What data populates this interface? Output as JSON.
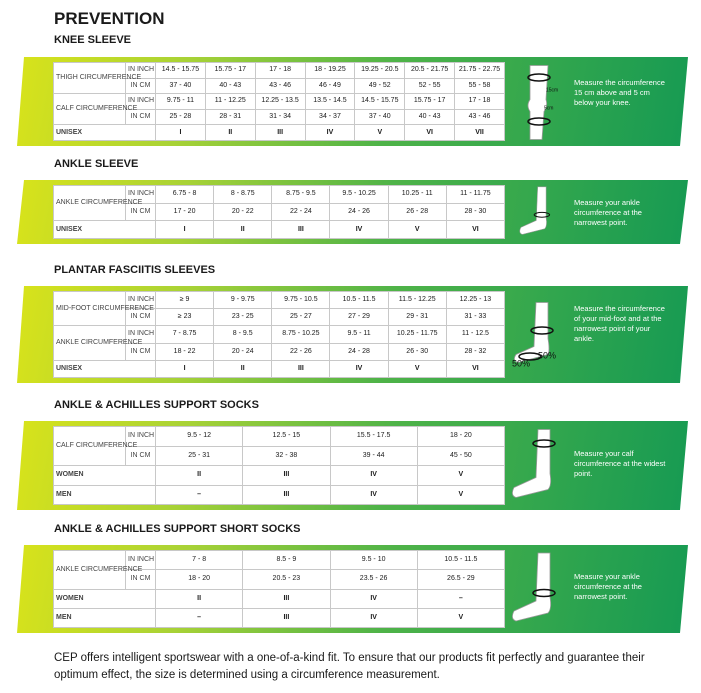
{
  "header": {
    "title": "PREVENTION"
  },
  "sections": [
    {
      "title": "KNEE SLEEVE",
      "rows": [
        {
          "label": "THIGH CIRCUMFERENCE",
          "unit": "IN INCH",
          "cells": [
            "14.5 - 15.75",
            "15.75 - 17",
            "17 - 18",
            "18 - 19.25",
            "19.25 - 20.5",
            "20.5 - 21.75",
            "21.75 - 22.75"
          ]
        },
        {
          "unit": "IN CM",
          "cells": [
            "37 - 40",
            "40 - 43",
            "43 - 46",
            "46 - 49",
            "49 - 52",
            "52 - 55",
            "55 - 58"
          ]
        },
        {
          "label": "CALF CIRCUMFERENCE",
          "unit": "IN INCH",
          "cells": [
            "9.75 - 11",
            "11 - 12.25",
            "12.25 - 13.5",
            "13.5 - 14.5",
            "14.5 - 15.75",
            "15.75 - 17",
            "17 - 18"
          ]
        },
        {
          "unit": "IN CM",
          "cells": [
            "25 - 28",
            "28 - 31",
            "31 - 34",
            "34 - 37",
            "37 - 40",
            "40 - 43",
            "43 - 46"
          ]
        },
        {
          "label": "UNISEX",
          "cells": [
            "I",
            "II",
            "III",
            "IV",
            "V",
            "VI",
            "VII"
          ]
        }
      ],
      "figure_labels": [
        "15cm",
        "5cm"
      ],
      "note": "Measure the circumference 15 cm above and 5 cm below your knee."
    },
    {
      "title": "ANKLE SLEEVE",
      "rows": [
        {
          "label": "ANKLE CIRCUMFERENCE",
          "unit": "IN INCH",
          "cells": [
            "6.75 - 8",
            "8 - 8.75",
            "8.75 - 9.5",
            "9.5 - 10.25",
            "10.25 - 11",
            "11 - 11.75"
          ]
        },
        {
          "unit": "IN CM",
          "cells": [
            "17 - 20",
            "20 - 22",
            "22 - 24",
            "24 - 26",
            "26 - 28",
            "28 - 30"
          ]
        },
        {
          "label": "UNISEX",
          "cells": [
            "I",
            "II",
            "III",
            "IV",
            "V",
            "VI"
          ]
        }
      ],
      "note": "Measure your ankle circumference at the narrowest point."
    },
    {
      "title": "PLANTAR FASCIITIS SLEEVES",
      "rows": [
        {
          "label": "MID-FOOT CIRCUMFERENCE",
          "unit": "IN INCH",
          "cells": [
            "≥ 9",
            "9 - 9.75",
            "9.75 - 10.5",
            "10.5 - 11.5",
            "11.5 - 12.25",
            "12.25 - 13"
          ]
        },
        {
          "unit": "IN CM",
          "cells": [
            "≥ 23",
            "23 - 25",
            "25 - 27",
            "27 - 29",
            "29 - 31",
            "31 - 33"
          ]
        },
        {
          "label": "ANKLE CIRCUMFERENCE",
          "unit": "IN INCH",
          "cells": [
            "7 - 8.75",
            "8 - 9.5",
            "8.75 - 10.25",
            "9.5 - 11",
            "10.25 - 11.75",
            "11 - 12.5"
          ]
        },
        {
          "unit": "IN CM",
          "cells": [
            "18 - 22",
            "20 - 24",
            "22 - 26",
            "24 - 28",
            "26 - 30",
            "28 - 32"
          ]
        },
        {
          "label": "UNISEX",
          "cells": [
            "I",
            "II",
            "III",
            "IV",
            "V",
            "VI"
          ]
        }
      ],
      "figure_labels": [
        "50%",
        "50%"
      ],
      "note": "Measure the circumference of your mid-foot and at the narrowest point of your ankle."
    },
    {
      "title": "ANKLE & ACHILLES SUPPORT SOCKS",
      "rows": [
        {
          "label": "CALF CIRCUMFERENCE",
          "unit": "IN INCH",
          "cells": [
            "9.5 - 12",
            "12.5 - 15",
            "15.5 - 17.5",
            "18 - 20"
          ]
        },
        {
          "unit": "IN CM",
          "cells": [
            "25 - 31",
            "32 - 38",
            "39 - 44",
            "45 - 50"
          ]
        },
        {
          "label": "WOMEN",
          "cells": [
            "II",
            "III",
            "IV",
            "V"
          ]
        },
        {
          "label": "MEN",
          "cells": [
            "–",
            "III",
            "IV",
            "V"
          ]
        }
      ],
      "note": "Measure your calf circumference at the widest point."
    },
    {
      "title": "ANKLE & ACHILLES SUPPORT SHORT SOCKS",
      "rows": [
        {
          "label": "ANKLE CIRCUMFERENCE",
          "unit": "IN INCH",
          "cells": [
            "7 - 8",
            "8.5 - 9",
            "9.5 - 10",
            "10.5 - 11.5"
          ]
        },
        {
          "unit": "IN CM",
          "cells": [
            "18 - 20",
            "20.5 - 23",
            "23.5 - 26",
            "26.5 - 29"
          ]
        },
        {
          "label": "WOMEN",
          "cells": [
            "II",
            "III",
            "IV",
            "–"
          ]
        },
        {
          "label": "MEN",
          "cells": [
            "–",
            "III",
            "IV",
            "V"
          ]
        }
      ],
      "note": "Measure your ankle circumference at the narrowest point."
    }
  ],
  "footer": "CEP offers intelligent sportswear with a one-of-a-kind fit. To ensure that our products fit perfectly and guarantee their optimum effect, the size is determined using a circumference measurement."
}
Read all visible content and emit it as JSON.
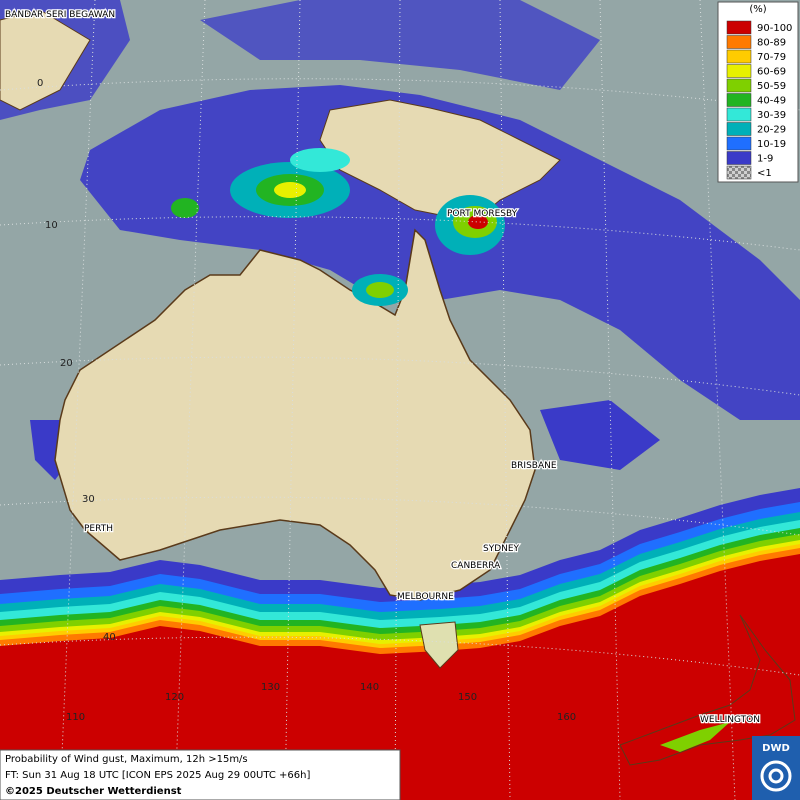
{
  "legend": {
    "title": "(%)",
    "entries": [
      {
        "label": "90-100",
        "color": "#cc0000"
      },
      {
        "label": "80-89",
        "color": "#ff7a00"
      },
      {
        "label": "70-79",
        "color": "#ffcc00"
      },
      {
        "label": "60-69",
        "color": "#e8f000"
      },
      {
        "label": "50-59",
        "color": "#7fd000"
      },
      {
        "label": "40-49",
        "color": "#22b422"
      },
      {
        "label": "30-39",
        "color": "#33e8d8"
      },
      {
        "label": "20-29",
        "color": "#00b0b8"
      },
      {
        "label": "10-19",
        "color": "#1f6fff"
      },
      {
        "label": "1-9",
        "color": "#3a3ac8"
      },
      {
        "label": "<1",
        "color": "#a8a8a8"
      }
    ]
  },
  "places": [
    "BANDAR SERI BEGAWAN",
    "PORT MORESBY",
    "BRISBANE",
    "PERTH",
    "SYDNEY",
    "CANBERRA",
    "MELBOURNE",
    "WELLINGTON"
  ],
  "latitude_labels": [
    "0",
    "10",
    "20",
    "30",
    "40"
  ],
  "longitude_labels": [
    "110",
    "120",
    "130",
    "140",
    "150",
    "160"
  ],
  "caption": {
    "product": "Probability of Wind gust, Maximum, 12h >15m/s",
    "forecast_time": "FT: Sun 31 Aug 18 UTC [ICON EPS 2025 Aug 29 00UTC +66h]",
    "copyright": "©2025 Deutscher Wetterdienst"
  },
  "logo": "DWD"
}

## TASK PROMPT
The required output is the lines from the one containing "Read all visible content and emit it as JSON." through the end of the records above, reproduced exactly, with no pictures.

## THE RESPONSE
Read all visible content and emit it as JSON.
{
  "legend": {
    "title": "(%)",
    "entries": [
      {
        "label": "90-100",
        "color": "#cc0000"
      },
      {
        "label": "80-89",
        "color": "#ff7a00"
      },
      {
        "label": "70-79",
        "color": "#ffcc00"
      },
      {
        "label": "60-69",
        "color": "#e8f000"
      },
      {
        "label": "50-59",
        "color": "#7fd000"
      },
      {
        "label": "40-49",
        "color": "#22b422"
      },
      {
        "label": "30-39",
        "color": "#33e8d8"
      },
      {
        "label": "20-29",
        "color": "#00b0b8"
      },
      {
        "label": "10-19",
        "color": "#1f6fff"
      },
      {
        "label": "1-9",
        "color": "#3a3ac8"
      },
      {
        "label": "<1",
        "color": "#a8a8a8"
      }
    ]
  },
  "places": [
    "BANDAR SERI BEGAWAN",
    "PORT MORESBY",
    "BRISBANE",
    "PERTH",
    "SYDNEY",
    "CANBERRA",
    "MELBOURNE",
    "WELLINGTON"
  ],
  "latitude_labels": [
    "0",
    "10",
    "20",
    "30",
    "40"
  ],
  "longitude_labels": [
    "110",
    "120",
    "130",
    "140",
    "150",
    "160"
  ],
  "caption": {
    "product": "Probability of Wind gust, Maximum, 12h >15m/s",
    "forecast_time": "FT: Sun 31 Aug 18 UTC [ICON EPS 2025 Aug 29 00UTC +66h]",
    "copyright": "©2025 Deutscher Wetterdienst"
  },
  "logo": "DWD"
}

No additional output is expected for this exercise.